■ **Stated problem**:
Hunt for the word "text" across the entries below, copying each line that holds it.

# Stored records start

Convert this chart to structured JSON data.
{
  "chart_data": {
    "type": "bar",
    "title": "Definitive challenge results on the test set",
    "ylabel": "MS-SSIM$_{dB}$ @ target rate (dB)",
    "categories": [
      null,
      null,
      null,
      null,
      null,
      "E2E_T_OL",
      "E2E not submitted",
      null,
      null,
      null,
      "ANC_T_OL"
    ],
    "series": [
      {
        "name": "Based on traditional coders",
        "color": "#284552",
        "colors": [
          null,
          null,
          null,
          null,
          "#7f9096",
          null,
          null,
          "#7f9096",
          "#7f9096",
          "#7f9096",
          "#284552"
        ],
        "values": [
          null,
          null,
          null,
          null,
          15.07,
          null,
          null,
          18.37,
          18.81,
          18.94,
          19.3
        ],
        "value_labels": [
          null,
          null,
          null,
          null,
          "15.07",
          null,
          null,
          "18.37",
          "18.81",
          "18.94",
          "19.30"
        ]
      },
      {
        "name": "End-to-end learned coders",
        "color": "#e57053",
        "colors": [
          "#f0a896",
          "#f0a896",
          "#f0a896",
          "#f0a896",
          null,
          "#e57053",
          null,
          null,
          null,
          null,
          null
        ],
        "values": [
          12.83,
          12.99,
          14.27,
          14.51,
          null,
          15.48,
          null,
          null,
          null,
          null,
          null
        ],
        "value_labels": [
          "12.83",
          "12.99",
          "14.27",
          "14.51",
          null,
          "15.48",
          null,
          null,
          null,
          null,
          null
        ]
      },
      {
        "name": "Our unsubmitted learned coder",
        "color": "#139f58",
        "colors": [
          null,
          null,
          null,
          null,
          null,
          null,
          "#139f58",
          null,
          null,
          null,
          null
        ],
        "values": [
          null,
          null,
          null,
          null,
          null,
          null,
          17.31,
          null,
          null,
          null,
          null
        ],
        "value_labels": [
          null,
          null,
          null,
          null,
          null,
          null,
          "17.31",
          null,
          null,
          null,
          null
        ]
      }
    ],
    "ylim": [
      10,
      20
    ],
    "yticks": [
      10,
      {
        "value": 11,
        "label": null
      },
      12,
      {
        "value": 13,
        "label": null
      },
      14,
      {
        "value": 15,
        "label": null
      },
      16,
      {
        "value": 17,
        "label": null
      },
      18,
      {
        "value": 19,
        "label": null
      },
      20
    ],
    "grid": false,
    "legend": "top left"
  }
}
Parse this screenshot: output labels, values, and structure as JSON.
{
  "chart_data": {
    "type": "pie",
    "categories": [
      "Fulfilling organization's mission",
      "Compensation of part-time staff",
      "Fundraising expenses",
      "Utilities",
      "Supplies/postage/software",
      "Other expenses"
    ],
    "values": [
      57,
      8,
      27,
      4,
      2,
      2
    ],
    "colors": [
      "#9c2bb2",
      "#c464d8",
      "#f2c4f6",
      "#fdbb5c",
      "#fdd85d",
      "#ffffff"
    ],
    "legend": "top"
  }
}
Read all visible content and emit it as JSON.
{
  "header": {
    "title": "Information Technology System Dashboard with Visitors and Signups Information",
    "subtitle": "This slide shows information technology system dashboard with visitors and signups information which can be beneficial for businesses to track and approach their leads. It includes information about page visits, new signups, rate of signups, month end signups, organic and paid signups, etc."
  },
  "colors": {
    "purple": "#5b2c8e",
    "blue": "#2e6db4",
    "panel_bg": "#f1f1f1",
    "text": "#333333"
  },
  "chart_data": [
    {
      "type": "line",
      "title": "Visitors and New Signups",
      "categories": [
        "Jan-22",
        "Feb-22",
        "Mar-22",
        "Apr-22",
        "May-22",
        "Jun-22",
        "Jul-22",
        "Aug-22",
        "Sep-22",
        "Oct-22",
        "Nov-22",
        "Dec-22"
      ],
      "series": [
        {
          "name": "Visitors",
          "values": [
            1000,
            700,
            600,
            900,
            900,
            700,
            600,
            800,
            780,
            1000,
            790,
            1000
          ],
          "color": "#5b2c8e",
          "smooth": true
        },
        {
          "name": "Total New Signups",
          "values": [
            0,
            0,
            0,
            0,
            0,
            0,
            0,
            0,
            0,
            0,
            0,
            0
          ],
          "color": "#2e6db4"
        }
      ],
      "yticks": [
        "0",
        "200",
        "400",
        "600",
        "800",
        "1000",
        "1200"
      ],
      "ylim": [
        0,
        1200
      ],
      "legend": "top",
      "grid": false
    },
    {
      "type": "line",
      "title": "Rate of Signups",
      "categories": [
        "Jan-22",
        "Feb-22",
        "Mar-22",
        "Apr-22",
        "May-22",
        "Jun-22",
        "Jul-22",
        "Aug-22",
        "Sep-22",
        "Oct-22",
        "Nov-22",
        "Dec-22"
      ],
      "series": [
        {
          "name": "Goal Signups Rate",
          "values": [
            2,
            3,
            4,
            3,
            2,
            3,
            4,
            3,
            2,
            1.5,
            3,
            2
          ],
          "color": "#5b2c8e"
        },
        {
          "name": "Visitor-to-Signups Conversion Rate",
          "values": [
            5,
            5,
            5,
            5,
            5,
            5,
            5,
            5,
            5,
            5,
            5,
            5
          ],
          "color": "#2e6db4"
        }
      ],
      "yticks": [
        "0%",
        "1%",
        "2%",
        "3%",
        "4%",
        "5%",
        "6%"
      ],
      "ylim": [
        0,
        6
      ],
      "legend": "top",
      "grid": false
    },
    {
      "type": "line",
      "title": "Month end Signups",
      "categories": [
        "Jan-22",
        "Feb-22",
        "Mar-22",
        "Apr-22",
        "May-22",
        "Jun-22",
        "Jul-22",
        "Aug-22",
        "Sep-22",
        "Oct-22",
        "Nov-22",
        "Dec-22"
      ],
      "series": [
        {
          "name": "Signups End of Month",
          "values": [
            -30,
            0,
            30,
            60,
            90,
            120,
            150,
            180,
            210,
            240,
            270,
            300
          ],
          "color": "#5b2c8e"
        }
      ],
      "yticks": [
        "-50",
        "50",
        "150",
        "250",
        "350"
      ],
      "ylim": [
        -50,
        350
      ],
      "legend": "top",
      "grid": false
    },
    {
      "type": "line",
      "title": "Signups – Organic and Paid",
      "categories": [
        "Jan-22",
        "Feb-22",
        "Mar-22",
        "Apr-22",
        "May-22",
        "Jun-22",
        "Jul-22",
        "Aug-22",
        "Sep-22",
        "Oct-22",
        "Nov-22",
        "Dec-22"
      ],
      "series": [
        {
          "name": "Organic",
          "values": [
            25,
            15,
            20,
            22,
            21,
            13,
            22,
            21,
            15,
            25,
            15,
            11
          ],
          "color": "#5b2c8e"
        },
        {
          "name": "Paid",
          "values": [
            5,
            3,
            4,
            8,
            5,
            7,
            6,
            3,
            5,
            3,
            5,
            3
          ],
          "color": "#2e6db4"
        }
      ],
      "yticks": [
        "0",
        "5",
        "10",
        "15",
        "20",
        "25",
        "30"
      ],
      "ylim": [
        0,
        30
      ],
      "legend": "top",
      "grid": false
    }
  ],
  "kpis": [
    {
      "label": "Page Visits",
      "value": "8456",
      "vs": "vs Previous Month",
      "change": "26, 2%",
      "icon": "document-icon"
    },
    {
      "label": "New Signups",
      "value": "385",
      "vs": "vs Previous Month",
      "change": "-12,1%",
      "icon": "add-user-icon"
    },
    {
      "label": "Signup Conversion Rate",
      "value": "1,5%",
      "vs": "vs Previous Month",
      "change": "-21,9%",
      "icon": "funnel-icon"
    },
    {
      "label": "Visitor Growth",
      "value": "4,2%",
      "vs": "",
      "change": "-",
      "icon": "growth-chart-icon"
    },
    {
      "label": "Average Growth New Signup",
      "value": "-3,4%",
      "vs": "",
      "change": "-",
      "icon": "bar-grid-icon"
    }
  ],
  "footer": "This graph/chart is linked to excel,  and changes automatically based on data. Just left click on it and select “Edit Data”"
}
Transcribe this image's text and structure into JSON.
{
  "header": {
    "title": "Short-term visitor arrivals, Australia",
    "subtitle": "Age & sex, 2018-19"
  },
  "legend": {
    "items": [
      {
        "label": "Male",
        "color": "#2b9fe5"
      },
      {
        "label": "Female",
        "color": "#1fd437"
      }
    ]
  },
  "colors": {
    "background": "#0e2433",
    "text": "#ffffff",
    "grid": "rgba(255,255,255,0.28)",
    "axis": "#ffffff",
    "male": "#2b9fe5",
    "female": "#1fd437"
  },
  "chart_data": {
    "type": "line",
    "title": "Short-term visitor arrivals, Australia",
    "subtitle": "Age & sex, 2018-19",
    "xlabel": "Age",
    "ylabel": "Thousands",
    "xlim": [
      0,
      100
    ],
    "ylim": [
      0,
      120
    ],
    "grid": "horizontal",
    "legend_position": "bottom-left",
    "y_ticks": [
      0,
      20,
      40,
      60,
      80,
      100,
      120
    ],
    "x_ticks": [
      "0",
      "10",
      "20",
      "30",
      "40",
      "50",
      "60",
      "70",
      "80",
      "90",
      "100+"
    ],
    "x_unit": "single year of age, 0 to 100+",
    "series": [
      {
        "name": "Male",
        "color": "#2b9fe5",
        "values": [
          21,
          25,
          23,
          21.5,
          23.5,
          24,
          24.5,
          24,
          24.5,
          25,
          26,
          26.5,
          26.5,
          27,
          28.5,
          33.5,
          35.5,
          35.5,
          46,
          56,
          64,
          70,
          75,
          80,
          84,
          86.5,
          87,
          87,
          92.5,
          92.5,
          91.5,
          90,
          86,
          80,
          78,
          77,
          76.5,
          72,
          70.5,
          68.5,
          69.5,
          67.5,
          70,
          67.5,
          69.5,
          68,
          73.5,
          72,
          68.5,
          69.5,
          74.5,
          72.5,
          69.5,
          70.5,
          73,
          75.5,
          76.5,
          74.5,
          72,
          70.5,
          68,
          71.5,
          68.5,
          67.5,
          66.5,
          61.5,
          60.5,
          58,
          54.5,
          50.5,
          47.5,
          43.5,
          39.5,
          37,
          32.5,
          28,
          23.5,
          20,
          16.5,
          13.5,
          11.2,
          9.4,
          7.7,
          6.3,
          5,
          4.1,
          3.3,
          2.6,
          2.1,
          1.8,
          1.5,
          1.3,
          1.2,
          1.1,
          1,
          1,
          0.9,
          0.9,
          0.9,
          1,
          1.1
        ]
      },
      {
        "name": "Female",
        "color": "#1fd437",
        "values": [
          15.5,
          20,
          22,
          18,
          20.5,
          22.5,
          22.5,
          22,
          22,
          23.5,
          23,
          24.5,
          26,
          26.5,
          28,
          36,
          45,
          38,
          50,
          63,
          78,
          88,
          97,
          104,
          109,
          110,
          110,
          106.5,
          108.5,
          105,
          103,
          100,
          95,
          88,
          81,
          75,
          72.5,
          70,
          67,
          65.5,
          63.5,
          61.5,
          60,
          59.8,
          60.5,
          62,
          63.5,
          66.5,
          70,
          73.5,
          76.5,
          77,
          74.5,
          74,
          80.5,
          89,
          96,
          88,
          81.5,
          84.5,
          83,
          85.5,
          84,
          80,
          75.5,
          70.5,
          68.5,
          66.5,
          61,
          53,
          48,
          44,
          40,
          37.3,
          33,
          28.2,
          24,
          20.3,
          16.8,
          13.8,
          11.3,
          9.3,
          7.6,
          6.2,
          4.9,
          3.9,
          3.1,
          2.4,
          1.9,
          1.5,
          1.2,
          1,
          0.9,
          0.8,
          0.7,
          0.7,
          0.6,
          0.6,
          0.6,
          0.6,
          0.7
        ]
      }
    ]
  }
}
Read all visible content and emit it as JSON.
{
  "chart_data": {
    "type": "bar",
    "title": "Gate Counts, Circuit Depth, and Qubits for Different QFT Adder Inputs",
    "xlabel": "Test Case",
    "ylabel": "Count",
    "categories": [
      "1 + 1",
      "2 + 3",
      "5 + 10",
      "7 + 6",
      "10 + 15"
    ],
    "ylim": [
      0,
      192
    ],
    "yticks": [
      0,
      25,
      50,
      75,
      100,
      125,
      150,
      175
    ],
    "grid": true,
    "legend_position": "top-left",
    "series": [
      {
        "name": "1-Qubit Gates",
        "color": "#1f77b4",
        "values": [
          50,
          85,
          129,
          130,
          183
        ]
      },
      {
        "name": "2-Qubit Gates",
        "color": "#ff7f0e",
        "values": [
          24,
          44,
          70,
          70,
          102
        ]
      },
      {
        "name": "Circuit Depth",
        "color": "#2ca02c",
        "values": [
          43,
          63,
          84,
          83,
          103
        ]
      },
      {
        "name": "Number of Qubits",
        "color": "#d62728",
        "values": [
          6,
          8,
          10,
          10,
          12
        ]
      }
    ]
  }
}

# Stored records end

■ **Reply**:
    "text": "#333333"
Transcribe this image's text and structure into JSON.
    "text": "#ffffff",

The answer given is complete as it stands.